◆ **WORK TO COMPLETE**:
Gather each line of the entries below that includes "content".

◆ **DATASET ENTRIES**:

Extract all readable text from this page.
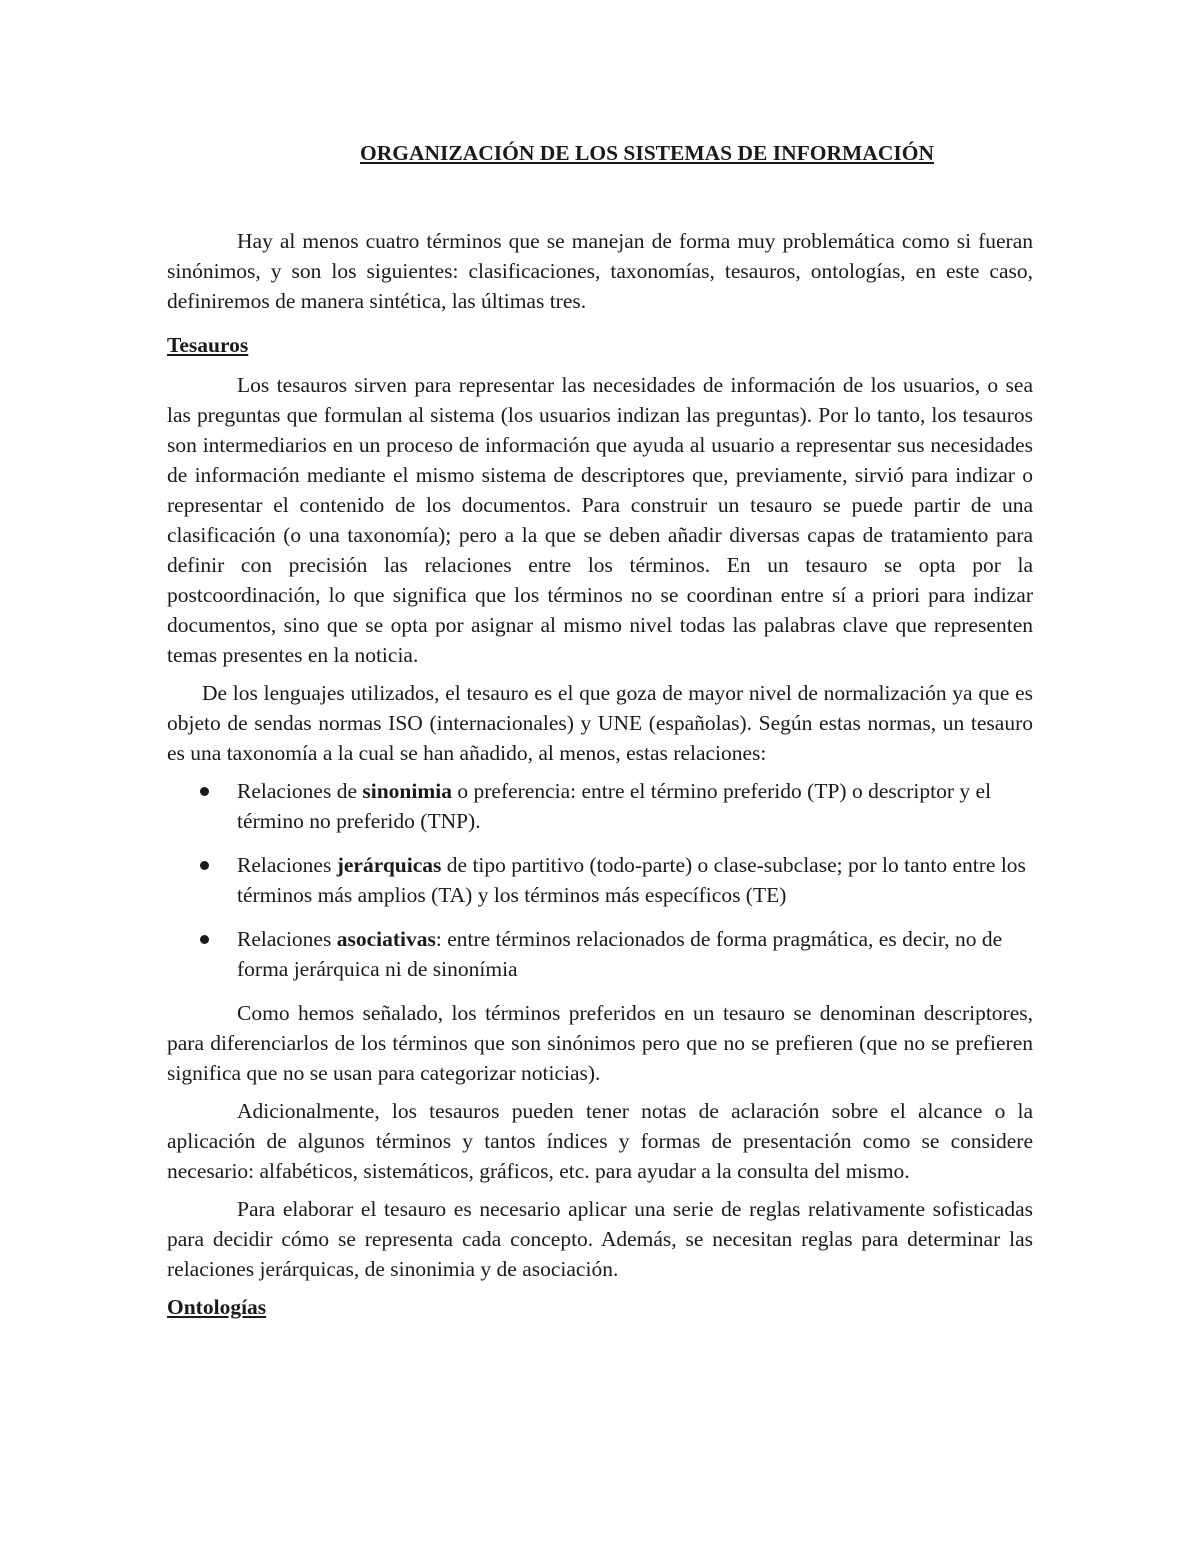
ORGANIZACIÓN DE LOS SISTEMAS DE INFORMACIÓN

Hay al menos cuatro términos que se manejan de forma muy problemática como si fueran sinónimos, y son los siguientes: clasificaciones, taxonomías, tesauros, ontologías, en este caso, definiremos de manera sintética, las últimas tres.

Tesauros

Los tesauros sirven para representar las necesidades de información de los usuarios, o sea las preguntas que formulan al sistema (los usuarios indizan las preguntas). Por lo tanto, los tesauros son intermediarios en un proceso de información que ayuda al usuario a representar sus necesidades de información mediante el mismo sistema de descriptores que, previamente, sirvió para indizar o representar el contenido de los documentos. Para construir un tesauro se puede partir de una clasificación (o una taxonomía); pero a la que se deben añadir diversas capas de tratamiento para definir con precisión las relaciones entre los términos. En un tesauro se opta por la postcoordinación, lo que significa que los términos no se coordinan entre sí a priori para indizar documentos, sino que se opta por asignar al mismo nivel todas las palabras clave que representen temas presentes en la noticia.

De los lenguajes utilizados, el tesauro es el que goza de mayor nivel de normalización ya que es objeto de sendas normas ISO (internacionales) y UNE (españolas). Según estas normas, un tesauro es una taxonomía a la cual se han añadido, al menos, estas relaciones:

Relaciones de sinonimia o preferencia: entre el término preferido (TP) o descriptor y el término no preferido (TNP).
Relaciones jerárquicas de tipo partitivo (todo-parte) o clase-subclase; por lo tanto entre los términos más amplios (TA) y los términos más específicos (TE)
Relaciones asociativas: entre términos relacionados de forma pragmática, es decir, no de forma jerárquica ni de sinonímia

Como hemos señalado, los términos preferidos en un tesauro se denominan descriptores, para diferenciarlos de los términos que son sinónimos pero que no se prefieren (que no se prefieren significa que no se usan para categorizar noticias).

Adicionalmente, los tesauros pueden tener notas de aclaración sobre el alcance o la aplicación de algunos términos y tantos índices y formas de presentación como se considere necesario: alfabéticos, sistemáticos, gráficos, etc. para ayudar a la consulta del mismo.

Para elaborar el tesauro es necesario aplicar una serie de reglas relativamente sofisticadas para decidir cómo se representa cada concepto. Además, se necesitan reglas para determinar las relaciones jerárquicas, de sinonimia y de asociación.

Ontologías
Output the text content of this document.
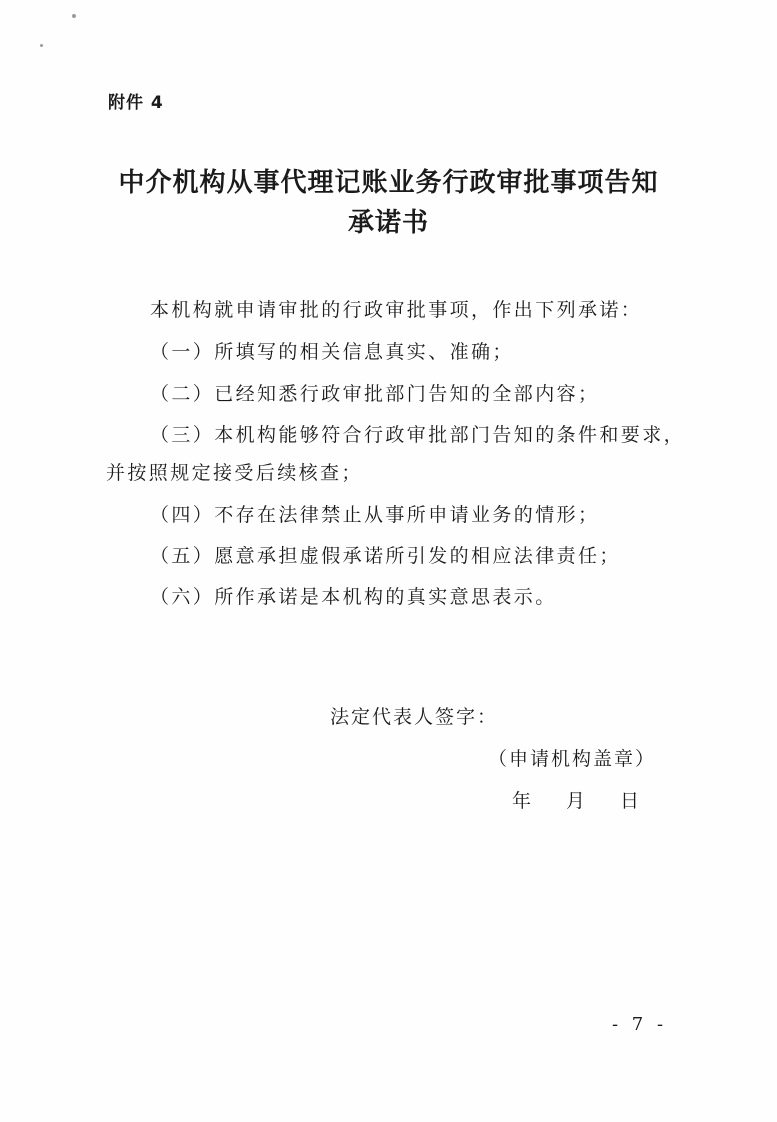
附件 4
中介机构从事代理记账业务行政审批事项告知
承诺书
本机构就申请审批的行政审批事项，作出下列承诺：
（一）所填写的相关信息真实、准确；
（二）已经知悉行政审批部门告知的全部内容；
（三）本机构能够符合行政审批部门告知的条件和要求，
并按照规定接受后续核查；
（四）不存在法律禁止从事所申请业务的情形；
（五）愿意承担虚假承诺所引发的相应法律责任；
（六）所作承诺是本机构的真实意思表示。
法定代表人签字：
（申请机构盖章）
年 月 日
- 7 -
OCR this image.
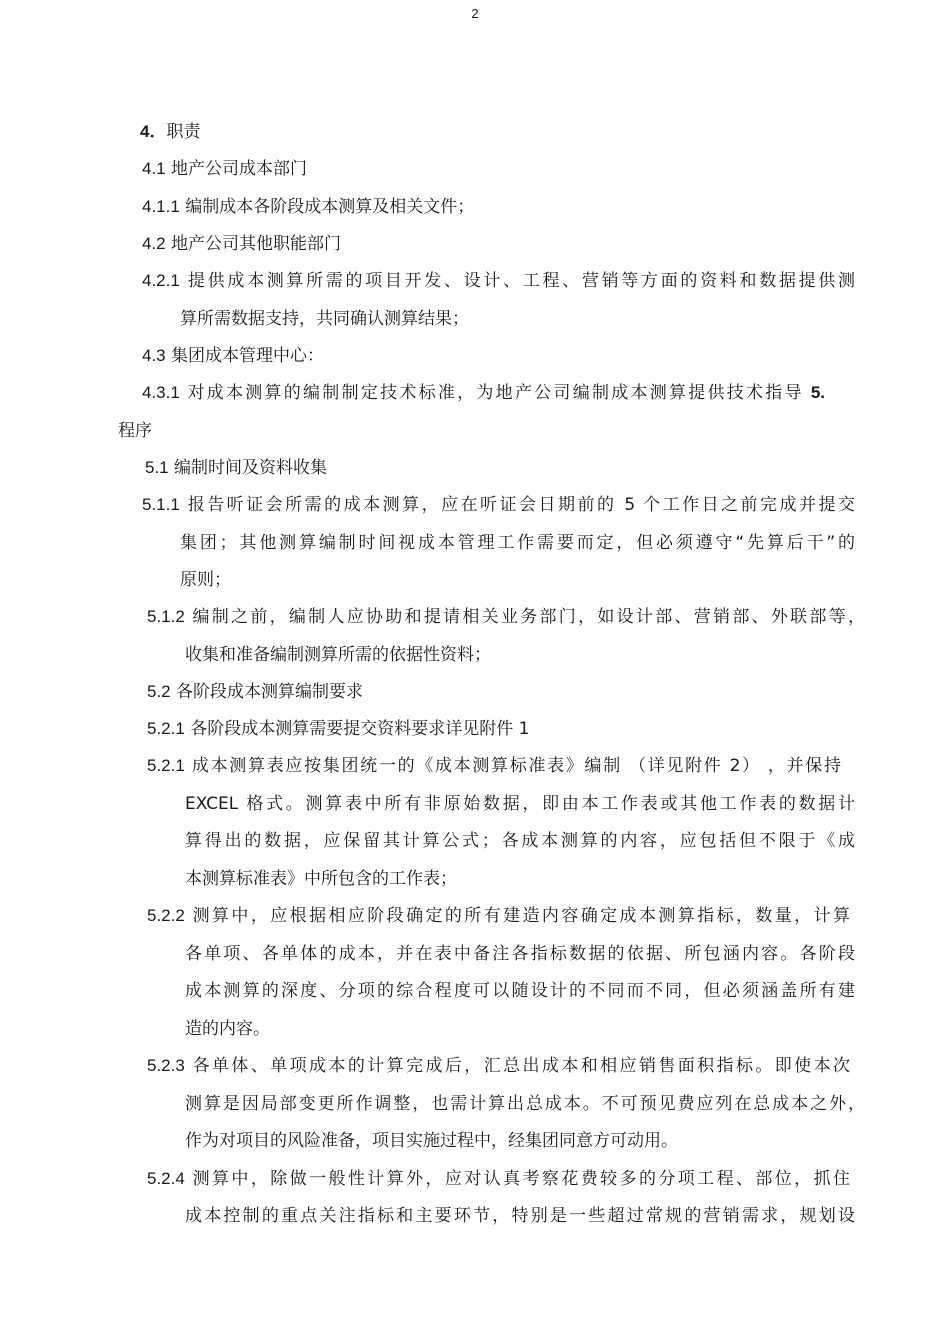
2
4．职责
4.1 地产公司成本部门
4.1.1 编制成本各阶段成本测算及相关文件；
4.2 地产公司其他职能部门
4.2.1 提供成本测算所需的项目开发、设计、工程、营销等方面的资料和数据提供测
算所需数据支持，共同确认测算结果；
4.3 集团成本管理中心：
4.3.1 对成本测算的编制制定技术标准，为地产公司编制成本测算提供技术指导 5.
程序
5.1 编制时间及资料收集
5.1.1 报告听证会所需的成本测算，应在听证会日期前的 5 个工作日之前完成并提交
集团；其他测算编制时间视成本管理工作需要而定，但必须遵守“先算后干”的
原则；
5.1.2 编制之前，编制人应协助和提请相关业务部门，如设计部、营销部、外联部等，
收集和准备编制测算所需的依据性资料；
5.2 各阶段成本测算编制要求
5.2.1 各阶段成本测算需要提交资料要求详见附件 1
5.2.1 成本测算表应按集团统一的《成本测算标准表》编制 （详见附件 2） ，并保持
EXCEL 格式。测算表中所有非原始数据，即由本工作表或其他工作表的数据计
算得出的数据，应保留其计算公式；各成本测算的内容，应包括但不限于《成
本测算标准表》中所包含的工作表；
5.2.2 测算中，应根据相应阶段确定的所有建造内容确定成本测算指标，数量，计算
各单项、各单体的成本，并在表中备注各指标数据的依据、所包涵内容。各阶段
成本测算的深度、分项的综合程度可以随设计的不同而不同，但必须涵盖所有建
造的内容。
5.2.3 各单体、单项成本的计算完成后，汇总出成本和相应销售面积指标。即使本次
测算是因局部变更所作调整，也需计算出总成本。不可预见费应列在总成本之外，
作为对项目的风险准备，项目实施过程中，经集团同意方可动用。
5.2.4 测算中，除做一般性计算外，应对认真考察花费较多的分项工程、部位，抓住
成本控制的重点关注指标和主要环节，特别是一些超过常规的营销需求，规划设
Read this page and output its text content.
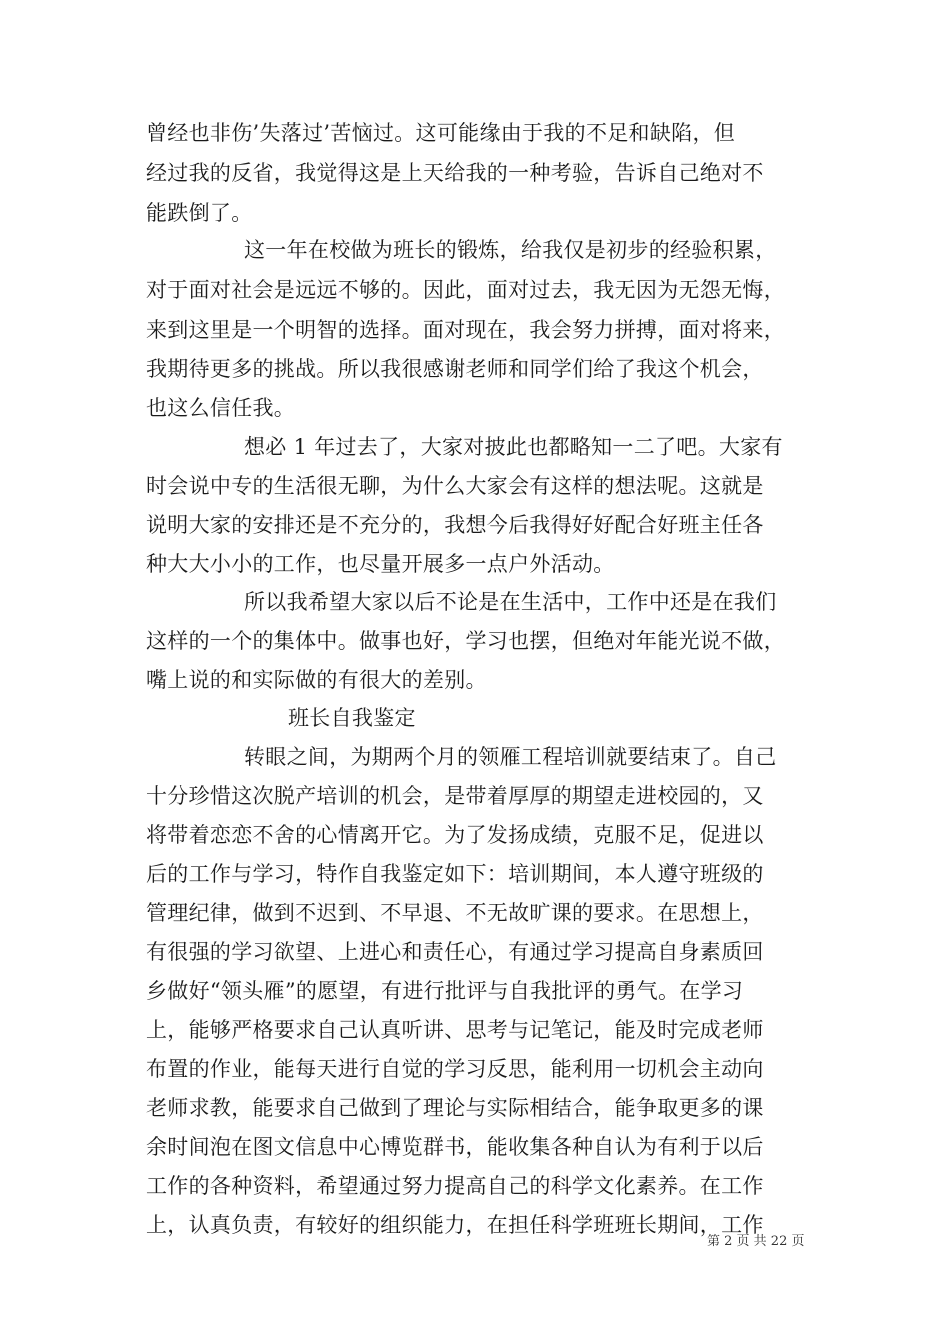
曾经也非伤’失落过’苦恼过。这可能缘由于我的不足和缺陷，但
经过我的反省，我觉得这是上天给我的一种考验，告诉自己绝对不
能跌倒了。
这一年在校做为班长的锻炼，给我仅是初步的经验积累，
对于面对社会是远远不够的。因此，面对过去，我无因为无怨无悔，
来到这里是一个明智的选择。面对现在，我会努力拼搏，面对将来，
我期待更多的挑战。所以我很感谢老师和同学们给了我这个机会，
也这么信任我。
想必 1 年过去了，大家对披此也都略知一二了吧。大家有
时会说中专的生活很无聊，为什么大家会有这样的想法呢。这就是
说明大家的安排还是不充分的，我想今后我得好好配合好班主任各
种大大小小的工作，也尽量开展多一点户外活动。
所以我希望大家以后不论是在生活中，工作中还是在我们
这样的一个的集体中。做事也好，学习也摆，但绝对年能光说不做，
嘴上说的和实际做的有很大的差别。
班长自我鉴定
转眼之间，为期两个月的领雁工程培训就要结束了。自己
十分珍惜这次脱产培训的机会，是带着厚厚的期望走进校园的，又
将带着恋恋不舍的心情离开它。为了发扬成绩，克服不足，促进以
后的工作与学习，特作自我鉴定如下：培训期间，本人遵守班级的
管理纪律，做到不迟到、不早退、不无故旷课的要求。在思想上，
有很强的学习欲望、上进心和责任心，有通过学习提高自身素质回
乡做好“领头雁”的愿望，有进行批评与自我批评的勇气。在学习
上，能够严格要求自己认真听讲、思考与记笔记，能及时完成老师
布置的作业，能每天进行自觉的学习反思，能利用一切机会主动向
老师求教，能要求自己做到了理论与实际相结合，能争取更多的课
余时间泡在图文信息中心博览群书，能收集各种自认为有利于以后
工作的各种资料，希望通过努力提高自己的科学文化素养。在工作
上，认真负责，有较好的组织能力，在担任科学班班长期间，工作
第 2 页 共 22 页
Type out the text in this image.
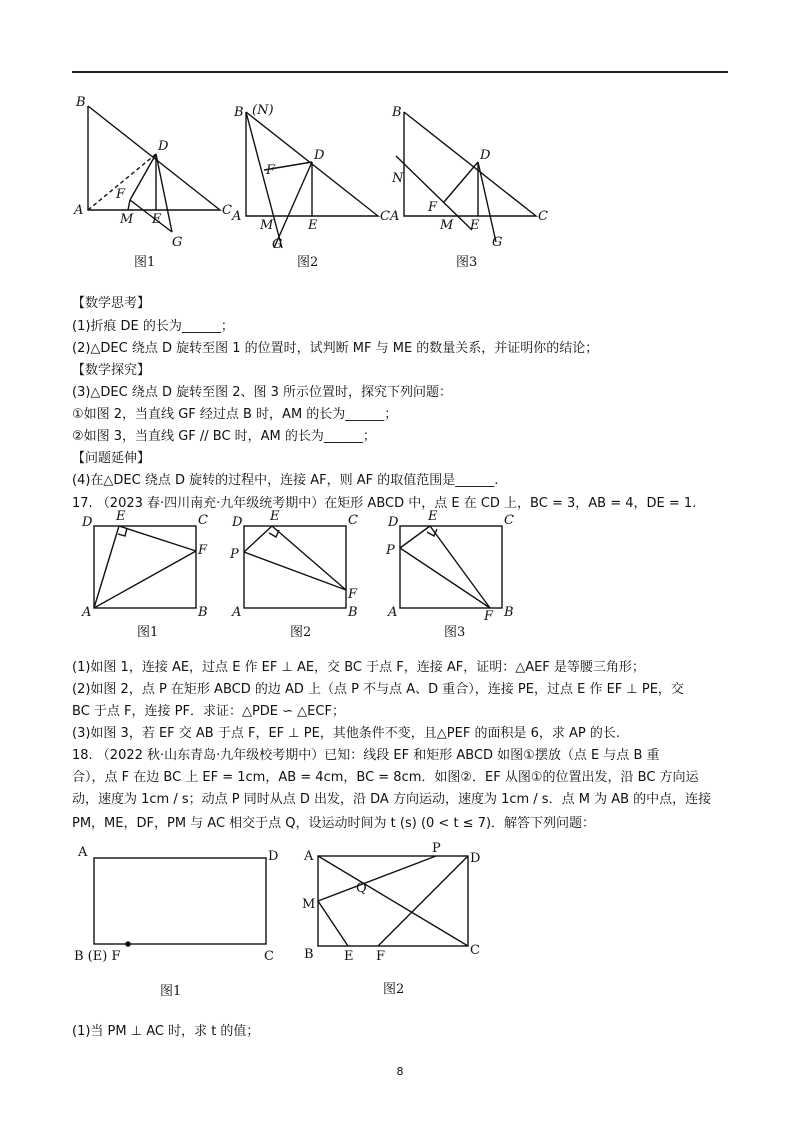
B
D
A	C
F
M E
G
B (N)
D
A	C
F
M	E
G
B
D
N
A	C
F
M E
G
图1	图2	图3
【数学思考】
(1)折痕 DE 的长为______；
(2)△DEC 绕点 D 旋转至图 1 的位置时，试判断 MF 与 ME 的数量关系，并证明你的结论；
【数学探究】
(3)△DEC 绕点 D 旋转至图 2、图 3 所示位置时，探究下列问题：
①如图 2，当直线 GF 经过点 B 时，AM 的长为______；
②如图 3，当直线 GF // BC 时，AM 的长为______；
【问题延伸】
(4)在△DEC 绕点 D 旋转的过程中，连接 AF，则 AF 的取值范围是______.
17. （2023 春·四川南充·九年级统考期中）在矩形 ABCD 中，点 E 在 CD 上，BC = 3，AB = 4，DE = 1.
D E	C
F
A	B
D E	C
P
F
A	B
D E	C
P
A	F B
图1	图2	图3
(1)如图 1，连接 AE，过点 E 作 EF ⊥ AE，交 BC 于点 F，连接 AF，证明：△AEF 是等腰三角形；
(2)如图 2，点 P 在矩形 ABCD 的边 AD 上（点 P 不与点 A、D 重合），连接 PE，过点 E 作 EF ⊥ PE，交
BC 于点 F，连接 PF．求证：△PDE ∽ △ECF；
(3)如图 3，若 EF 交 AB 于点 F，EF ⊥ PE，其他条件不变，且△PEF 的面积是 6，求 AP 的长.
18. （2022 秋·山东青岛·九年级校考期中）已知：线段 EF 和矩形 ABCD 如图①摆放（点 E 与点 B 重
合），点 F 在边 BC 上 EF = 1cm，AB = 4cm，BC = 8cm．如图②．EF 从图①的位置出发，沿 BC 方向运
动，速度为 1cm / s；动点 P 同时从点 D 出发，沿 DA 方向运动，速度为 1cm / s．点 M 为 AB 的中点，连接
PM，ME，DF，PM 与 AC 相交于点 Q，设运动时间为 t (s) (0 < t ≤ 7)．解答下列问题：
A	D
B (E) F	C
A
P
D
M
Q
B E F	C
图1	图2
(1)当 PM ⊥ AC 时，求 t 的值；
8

◆ **EXERCISE OUTPUT**:
Output the text content of this document.
Read this page and output its text content.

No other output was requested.